§ **What this task involves**: Find the word "Evolution" in the listing; pull out each line holding it.
*****
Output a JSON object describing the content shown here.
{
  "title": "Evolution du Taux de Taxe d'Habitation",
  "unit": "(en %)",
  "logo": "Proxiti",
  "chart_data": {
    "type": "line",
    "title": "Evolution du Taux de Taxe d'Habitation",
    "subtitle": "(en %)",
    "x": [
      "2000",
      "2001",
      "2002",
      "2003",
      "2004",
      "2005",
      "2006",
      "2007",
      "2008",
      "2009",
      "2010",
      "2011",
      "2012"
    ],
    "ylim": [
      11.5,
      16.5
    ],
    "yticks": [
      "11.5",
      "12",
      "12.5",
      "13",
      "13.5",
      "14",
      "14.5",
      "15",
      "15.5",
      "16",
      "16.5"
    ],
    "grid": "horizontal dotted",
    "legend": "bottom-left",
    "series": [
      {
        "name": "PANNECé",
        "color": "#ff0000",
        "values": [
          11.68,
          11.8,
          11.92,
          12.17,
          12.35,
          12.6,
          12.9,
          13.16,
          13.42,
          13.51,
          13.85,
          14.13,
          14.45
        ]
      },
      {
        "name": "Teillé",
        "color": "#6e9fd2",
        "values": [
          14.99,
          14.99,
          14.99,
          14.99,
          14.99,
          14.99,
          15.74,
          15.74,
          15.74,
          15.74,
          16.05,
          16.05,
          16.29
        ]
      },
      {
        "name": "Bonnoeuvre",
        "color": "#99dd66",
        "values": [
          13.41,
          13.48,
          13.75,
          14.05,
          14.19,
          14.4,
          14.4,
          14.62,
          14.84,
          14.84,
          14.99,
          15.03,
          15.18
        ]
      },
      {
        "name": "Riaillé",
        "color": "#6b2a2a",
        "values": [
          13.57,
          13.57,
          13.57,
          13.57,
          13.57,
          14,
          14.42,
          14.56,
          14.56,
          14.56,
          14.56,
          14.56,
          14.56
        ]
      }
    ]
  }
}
*****
§ **Answer to the exercise**:
  "title": "Evolution du Taux de Taxe d'Habitation",
    "title": "Evolution du Taux de Taxe d'Habitation",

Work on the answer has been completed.